[WRITTEN PROBLEM]
Return the stretch of lines from the one containing "430, 681, 460]" through the one containing "1017, 101, 1049]", both included, copied verbatim and with nothing else.

[MATERIAL FOR THE TASK]
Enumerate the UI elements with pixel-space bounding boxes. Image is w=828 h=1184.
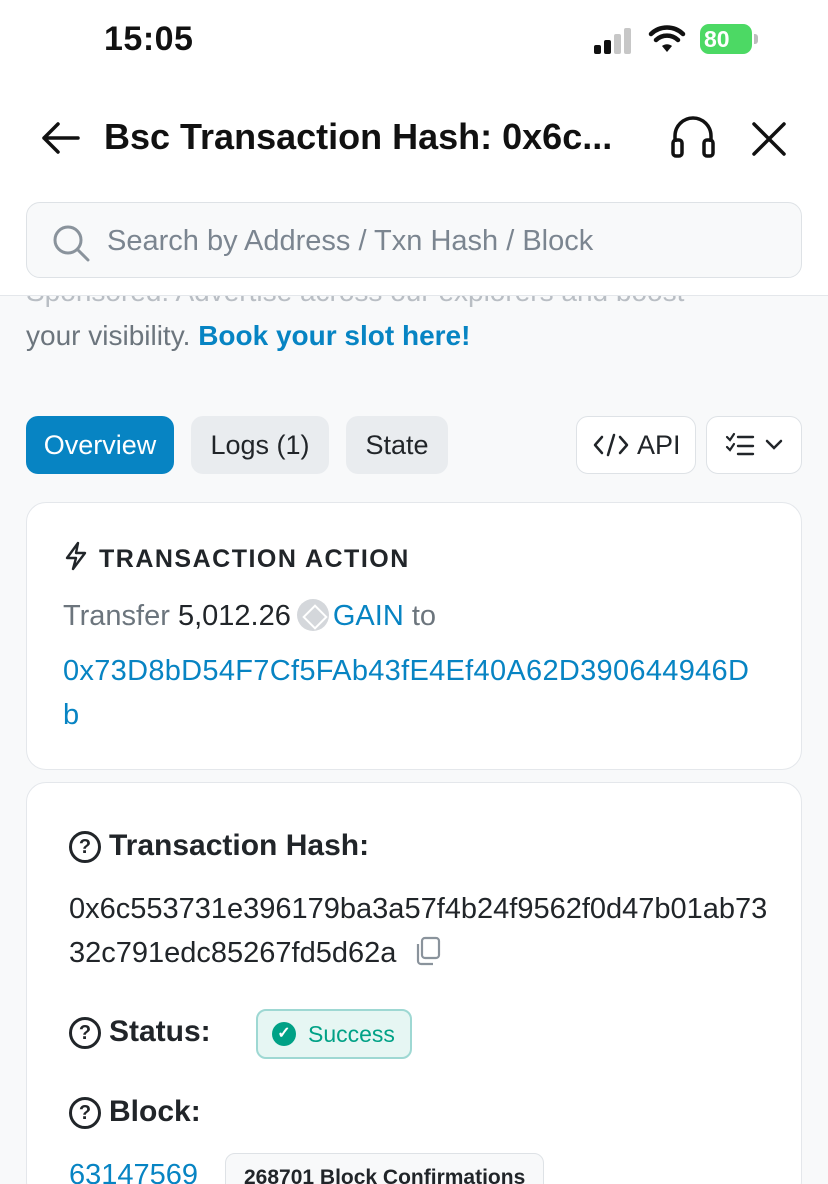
api-label: API	[637, 430, 681, 460]
transaction-action-card: TRANSACTION ACTION Transfer 5,012.26 GAIN…	[26, 502, 802, 770]
transfer-amount: 5,012.26	[177, 600, 291, 632]
status-label: ? Status:	[69, 1015, 211, 1049]
token-link[interactable]: GAIN	[333, 600, 404, 632]
block-number-link[interactable]: 63147569	[69, 1159, 198, 1184]
recipient-address-link[interactable]: 0x73D8bD54F7Cf5FAb43fE4Ef40A62D390644946…	[63, 649, 763, 737]
close-icon[interactable]	[748, 118, 790, 160]
app-header: Bsc Transaction Hash: 0x6c...	[0, 80, 828, 194]
transaction-details-card: ? Transaction Hash: 0x6c553731e396179ba3a…	[26, 782, 802, 1184]
transaction-hash-label: ? Transaction Hash:	[69, 829, 369, 863]
help-icon[interactable]: ?	[69, 1097, 101, 1129]
token-logo-icon	[296, 599, 329, 631]
tab-state[interactable]: State	[346, 416, 448, 474]
chevron-down-icon	[765, 439, 783, 450]
transfer-preposition: to	[411, 600, 437, 632]
status-bar: 15:05 80	[0, 0, 828, 80]
battery-level: 80	[700, 24, 752, 54]
lightning-icon	[65, 541, 87, 571]
transfer-verb: Transfer	[63, 600, 170, 632]
search-icon	[53, 225, 90, 262]
search-bar-container	[0, 194, 828, 296]
view-options-dropdown[interactable]	[706, 416, 802, 474]
tab-overview[interactable]: Overview	[26, 416, 174, 474]
cellular-signal-icon	[594, 28, 636, 54]
book-slot-link[interactable]: Book your slot here!	[198, 320, 470, 351]
help-icon[interactable]: ?	[69, 1017, 101, 1049]
transaction-action-heading: TRANSACTION ACTION	[63, 541, 410, 574]
status-badge: Success	[256, 1009, 412, 1059]
tab-logs[interactable]: Logs (1)	[191, 416, 329, 474]
api-button[interactable]: API	[576, 416, 696, 474]
page-title: Bsc Transaction Hash: 0x6c...	[104, 116, 613, 157]
transfer-summary: Transfer 5,012.26 GAIN to	[63, 599, 436, 633]
help-icon[interactable]: ?	[69, 831, 101, 863]
transaction-hash-value: 0x6c553731e396179ba3a57f4b24f9562f0d47b0…	[69, 893, 768, 969]
search-input[interactable]	[107, 217, 667, 265]
checklist-icon	[725, 432, 755, 456]
battery-icon: 80	[700, 24, 758, 54]
block-confirmations-badge: 268701 Block Confirmations	[225, 1153, 545, 1184]
code-icon	[593, 433, 629, 457]
wifi-icon	[648, 25, 686, 52]
block-label: ? Block:	[69, 1095, 201, 1129]
status-time: 15:05	[104, 20, 194, 58]
back-arrow-icon[interactable]	[36, 114, 84, 162]
sponsored-text: your visibility.	[26, 320, 191, 351]
headset-support-icon[interactable]	[668, 112, 718, 162]
search-box[interactable]	[26, 202, 802, 278]
copy-icon[interactable]	[414, 936, 442, 966]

[COMPLETED EXERCISE]
api-label: API	[637, 430, 681, 460]
transaction-action-card: TRANSACTION ACTION Transfer 5,012.26 GAIN…	[26, 502, 802, 770]
transfer-amount: 5,012.26	[177, 600, 291, 632]
status-label: ? Status:	[69, 1015, 211, 1049]
token-link[interactable]: GAIN	[333, 600, 404, 632]
block-number-link[interactable]: 63147569	[69, 1159, 198, 1184]
recipient-address-link[interactable]: 0x73D8bD54F7Cf5FAb43fE4Ef40A62D390644946…	[63, 649, 763, 737]
close-icon[interactable]	[748, 118, 790, 160]
app-header: Bsc Transaction Hash: 0x6c...	[0, 80, 828, 194]
transaction-details-card: ? Transaction Hash: 0x6c553731e396179ba3a…	[26, 782, 802, 1184]
transaction-hash-label: ? Transaction Hash:	[69, 829, 369, 863]
help-icon[interactable]: ?	[69, 1097, 101, 1129]
token-logo-icon	[296, 599, 329, 631]
tab-state[interactable]: State	[346, 416, 448, 474]
chevron-down-icon	[765, 439, 783, 450]
transfer-preposition: to	[411, 600, 437, 632]
status-bar: 15:05 80	[0, 0, 828, 80]
battery-level: 80	[700, 24, 752, 54]
lightning-icon	[65, 541, 87, 571]
transfer-verb: Transfer	[63, 600, 170, 632]
search-icon	[53, 225, 90, 262]
search-bar-container	[0, 194, 828, 296]
view-options-dropdown[interactable]	[706, 416, 802, 474]
tab-overview[interactable]: Overview	[26, 416, 174, 474]
cellular-signal-icon	[594, 28, 636, 54]
book-slot-link[interactable]: Book your slot here!	[198, 320, 470, 351]
help-icon[interactable]: ?	[69, 1017, 101, 1049]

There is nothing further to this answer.